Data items

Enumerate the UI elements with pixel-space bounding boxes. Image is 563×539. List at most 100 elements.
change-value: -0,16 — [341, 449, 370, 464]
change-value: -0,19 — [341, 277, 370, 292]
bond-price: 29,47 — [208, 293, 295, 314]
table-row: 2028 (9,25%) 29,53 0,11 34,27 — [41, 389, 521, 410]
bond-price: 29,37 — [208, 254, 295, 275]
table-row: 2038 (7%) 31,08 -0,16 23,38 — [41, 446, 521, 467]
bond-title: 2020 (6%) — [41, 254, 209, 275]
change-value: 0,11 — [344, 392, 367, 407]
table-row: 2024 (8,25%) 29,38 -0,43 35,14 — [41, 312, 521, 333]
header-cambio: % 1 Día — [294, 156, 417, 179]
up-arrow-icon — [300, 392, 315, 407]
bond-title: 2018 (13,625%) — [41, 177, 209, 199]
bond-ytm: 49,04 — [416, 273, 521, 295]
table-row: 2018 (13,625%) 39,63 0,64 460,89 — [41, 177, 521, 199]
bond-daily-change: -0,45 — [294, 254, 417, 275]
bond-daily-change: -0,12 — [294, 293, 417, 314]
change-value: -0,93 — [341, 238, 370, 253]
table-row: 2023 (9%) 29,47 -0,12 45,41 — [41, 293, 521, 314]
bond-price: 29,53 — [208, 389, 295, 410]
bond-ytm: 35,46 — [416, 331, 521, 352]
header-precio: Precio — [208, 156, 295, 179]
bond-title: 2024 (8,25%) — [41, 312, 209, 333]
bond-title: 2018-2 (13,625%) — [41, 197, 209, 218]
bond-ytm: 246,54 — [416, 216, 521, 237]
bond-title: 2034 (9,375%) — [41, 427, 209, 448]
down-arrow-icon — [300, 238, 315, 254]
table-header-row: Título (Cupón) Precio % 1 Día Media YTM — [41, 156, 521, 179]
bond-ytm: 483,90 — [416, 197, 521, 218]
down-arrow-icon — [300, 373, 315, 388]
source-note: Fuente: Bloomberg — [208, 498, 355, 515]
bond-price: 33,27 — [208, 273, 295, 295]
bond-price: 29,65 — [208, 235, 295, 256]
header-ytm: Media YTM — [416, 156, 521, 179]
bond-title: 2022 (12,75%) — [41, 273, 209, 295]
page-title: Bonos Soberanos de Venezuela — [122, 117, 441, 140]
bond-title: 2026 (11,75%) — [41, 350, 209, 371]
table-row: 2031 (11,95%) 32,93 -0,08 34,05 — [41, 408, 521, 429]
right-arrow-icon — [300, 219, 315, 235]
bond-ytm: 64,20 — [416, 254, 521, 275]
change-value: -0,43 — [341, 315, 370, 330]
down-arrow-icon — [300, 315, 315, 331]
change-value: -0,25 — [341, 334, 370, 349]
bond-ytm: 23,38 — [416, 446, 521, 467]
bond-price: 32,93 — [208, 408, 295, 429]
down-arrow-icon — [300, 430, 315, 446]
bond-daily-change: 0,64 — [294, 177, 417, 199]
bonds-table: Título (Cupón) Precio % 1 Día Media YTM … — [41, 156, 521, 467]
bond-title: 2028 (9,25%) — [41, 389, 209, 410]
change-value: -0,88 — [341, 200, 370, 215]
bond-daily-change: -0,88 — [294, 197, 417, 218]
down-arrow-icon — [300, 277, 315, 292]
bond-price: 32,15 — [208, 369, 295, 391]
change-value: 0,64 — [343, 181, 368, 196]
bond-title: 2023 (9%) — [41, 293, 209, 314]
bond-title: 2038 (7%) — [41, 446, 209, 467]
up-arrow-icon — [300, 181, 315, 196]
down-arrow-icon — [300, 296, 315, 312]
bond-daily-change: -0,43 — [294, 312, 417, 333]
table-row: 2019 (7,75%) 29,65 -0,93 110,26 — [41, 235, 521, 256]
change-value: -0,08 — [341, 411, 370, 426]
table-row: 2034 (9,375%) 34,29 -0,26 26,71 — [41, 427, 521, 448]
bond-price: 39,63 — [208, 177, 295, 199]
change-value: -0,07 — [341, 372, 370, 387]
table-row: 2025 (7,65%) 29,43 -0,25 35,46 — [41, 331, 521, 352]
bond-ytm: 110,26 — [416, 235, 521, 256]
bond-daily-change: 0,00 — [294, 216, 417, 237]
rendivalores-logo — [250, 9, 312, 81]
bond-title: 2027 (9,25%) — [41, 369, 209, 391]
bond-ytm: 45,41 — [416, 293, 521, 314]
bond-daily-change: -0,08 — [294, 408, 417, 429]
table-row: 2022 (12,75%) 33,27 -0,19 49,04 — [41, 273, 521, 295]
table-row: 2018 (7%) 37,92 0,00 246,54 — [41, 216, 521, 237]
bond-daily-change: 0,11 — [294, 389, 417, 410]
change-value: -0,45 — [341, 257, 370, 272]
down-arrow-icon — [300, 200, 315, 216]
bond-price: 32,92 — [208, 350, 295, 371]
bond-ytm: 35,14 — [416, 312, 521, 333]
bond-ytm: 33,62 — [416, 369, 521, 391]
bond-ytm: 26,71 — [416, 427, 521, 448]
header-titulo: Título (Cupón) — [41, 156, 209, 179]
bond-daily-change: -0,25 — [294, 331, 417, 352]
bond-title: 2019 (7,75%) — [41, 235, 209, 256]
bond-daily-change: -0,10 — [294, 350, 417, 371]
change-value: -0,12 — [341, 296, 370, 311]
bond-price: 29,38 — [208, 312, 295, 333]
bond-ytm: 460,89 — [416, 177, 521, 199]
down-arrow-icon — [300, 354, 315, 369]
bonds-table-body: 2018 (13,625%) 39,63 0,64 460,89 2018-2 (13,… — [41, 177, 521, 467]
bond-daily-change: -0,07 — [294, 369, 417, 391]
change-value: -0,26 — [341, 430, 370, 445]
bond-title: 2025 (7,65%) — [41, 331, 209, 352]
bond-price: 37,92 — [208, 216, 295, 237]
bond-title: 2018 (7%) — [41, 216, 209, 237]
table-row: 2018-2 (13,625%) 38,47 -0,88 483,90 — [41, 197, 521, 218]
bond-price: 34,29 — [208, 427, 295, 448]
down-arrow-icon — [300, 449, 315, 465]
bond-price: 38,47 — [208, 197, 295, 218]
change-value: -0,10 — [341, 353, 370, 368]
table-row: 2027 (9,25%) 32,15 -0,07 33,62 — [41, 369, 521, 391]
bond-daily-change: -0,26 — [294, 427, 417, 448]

REQUIREMENTS
Copy out the lines from the first one down through the line containing "bond-title: 2020 (6%) — [41, 254, 209, 275]", both included.

EXERCISE OUTPUT
Enumerate the UI elements with pixel-space bounding boxes. Image is 563×539. List at most 100 elements.
change-value: -0,16 — [341, 449, 370, 464]
change-value: -0,19 — [341, 277, 370, 292]
bond-price: 29,47 — [208, 293, 295, 314]
table-row: 2028 (9,25%) 29,53 0,11 34,27 — [41, 389, 521, 410]
bond-price: 29,37 — [208, 254, 295, 275]
table-row: 2038 (7%) 31,08 -0,16 23,38 — [41, 446, 521, 467]
bond-title: 2020 (6%) — [41, 254, 209, 275]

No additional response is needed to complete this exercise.